>> begin

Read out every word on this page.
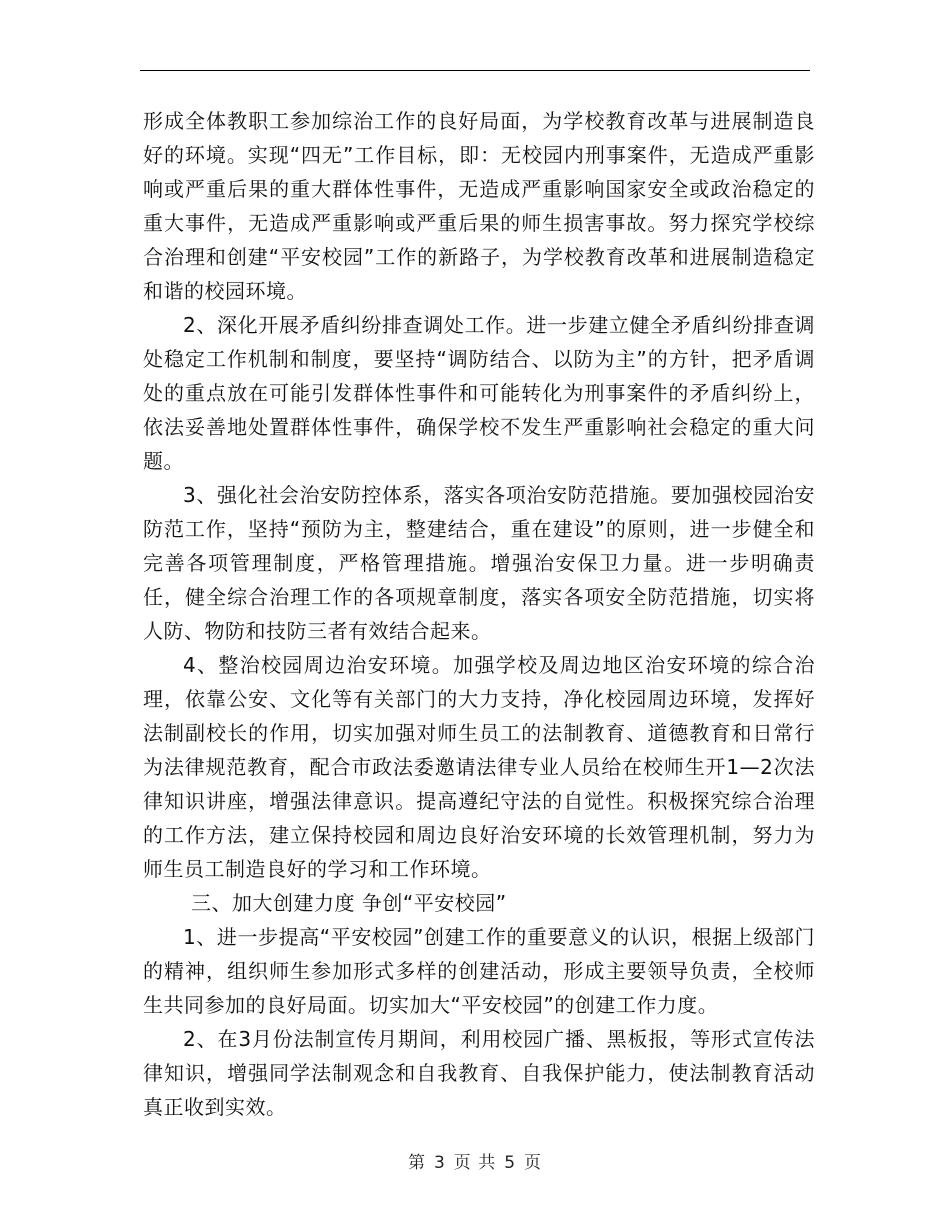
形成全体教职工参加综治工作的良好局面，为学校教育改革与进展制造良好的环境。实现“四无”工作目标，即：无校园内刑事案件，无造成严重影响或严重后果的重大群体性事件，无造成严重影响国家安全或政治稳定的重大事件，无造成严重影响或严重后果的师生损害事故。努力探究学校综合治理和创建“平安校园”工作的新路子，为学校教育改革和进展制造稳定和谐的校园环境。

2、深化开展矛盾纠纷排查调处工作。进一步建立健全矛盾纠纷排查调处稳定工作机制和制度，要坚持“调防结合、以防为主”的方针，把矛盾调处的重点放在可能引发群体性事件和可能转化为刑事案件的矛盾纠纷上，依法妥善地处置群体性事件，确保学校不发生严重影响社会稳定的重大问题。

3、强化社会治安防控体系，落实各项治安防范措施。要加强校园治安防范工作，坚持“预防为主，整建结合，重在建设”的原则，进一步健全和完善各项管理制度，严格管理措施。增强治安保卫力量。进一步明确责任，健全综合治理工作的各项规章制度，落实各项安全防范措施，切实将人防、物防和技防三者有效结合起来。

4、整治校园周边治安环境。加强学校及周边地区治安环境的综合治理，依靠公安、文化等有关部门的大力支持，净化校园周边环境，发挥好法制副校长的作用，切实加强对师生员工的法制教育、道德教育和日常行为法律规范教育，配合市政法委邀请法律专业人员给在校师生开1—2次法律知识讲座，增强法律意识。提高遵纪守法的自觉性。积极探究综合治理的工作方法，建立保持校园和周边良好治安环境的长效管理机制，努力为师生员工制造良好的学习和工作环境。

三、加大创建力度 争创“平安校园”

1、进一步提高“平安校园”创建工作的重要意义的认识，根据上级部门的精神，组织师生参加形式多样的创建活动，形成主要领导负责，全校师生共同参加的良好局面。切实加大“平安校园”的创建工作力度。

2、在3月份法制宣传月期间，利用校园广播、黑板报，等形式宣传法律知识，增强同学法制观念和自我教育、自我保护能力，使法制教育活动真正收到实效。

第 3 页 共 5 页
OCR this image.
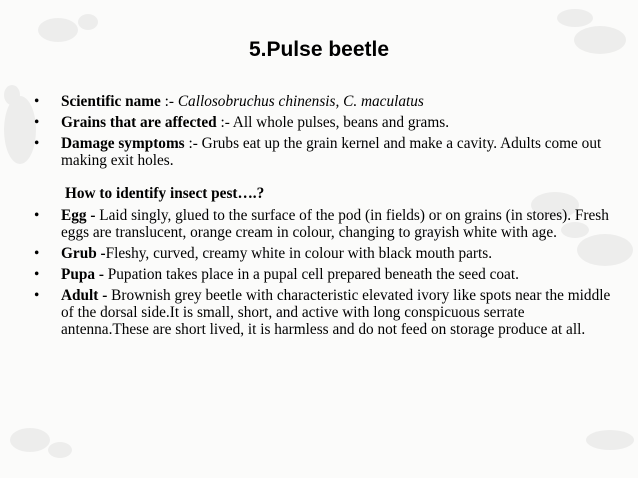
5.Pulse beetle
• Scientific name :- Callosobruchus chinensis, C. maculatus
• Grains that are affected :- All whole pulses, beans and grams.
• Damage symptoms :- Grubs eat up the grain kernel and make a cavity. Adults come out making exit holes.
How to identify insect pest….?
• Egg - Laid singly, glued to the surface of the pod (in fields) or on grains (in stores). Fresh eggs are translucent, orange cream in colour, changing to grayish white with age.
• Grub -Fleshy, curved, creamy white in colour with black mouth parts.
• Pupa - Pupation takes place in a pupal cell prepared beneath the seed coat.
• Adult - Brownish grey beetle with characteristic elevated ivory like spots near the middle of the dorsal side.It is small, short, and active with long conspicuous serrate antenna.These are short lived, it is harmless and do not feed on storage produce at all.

>> end

Reproduce each line exactly, please, except for any pictures.

Read out every word on this page.
形成全体教职工参加综治工作的良好局面，为学校教育改革与进展制造良好的环境。实现“四无”工作目标，即：无校园内刑事案件，无造成严重影响或严重后果的重大群体性事件，无造成严重影响国家安全或政治稳定的重大事件，无造成严重影响或严重后果的师生损害事故。努力探究学校综合治理和创建“平安校园”工作的新路子，为学校教育改革和进展制造稳定和谐的校园环境。

2、深化开展矛盾纠纷排查调处工作。进一步建立健全矛盾纠纷排查调处稳定工作机制和制度，要坚持“调防结合、以防为主”的方针，把矛盾调处的重点放在可能引发群体性事件和可能转化为刑事案件的矛盾纠纷上，依法妥善地处置群体性事件，确保学校不发生严重影响社会稳定的重大问题。

3、强化社会治安防控体系，落实各项治安防范措施。要加强校园治安防范工作，坚持“预防为主，整建结合，重在建设”的原则，进一步健全和完善各项管理制度，严格管理措施。增强治安保卫力量。进一步明确责任，健全综合治理工作的各项规章制度，落实各项安全防范措施，切实将人防、物防和技防三者有效结合起来。

4、整治校园周边治安环境。加强学校及周边地区治安环境的综合治理，依靠公安、文化等有关部门的大力支持，净化校园周边环境，发挥好法制副校长的作用，切实加强对师生员工的法制教育、道德教育和日常行为法律规范教育，配合市政法委邀请法律专业人员给在校师生开1—2次法律知识讲座，增强法律意识。提高遵纪守法的自觉性。积极探究综合治理的工作方法，建立保持校园和周边良好治安环境的长效管理机制，努力为师生员工制造良好的学习和工作环境。

三、加大创建力度 争创“平安校园”

1、进一步提高“平安校园”创建工作的重要意义的认识，根据上级部门的精神，组织师生参加形式多样的创建活动，形成主要领导负责，全校师生共同参加的良好局面。切实加大“平安校园”的创建工作力度。

2、在3月份法制宣传月期间，利用校园广播、黑板报，等形式宣传法律知识，增强同学法制观念和自我教育、自我保护能力，使法制教育活动真正收到实效。

第 3 页 共 5 页
OCR this image.
5.Pulse beetle
• Scientific name :- Callosobruchus chinensis, C. maculatus
• Grains that are affected :- All whole pulses, beans and grams.
• Damage symptoms :- Grubs eat up the grain kernel and make a cavity. Adults come out making exit holes.
How to identify insect pest….?
• Egg - Laid singly, glued to the surface of the pod (in fields) or on grains (in stores). Fresh eggs are translucent, orange cream in colour, changing to grayish white with age.
• Grub -Fleshy, curved, creamy white in colour with black mouth parts.
• Pupa - Pupation takes place in a pupal cell prepared beneath the seed coat.
• Adult - Brownish grey beetle with characteristic elevated ivory like spots near the middle of the dorsal side.It is small, short, and active with long conspicuous serrate antenna.These are short lived, it is harmless and do not feed on storage produce at all.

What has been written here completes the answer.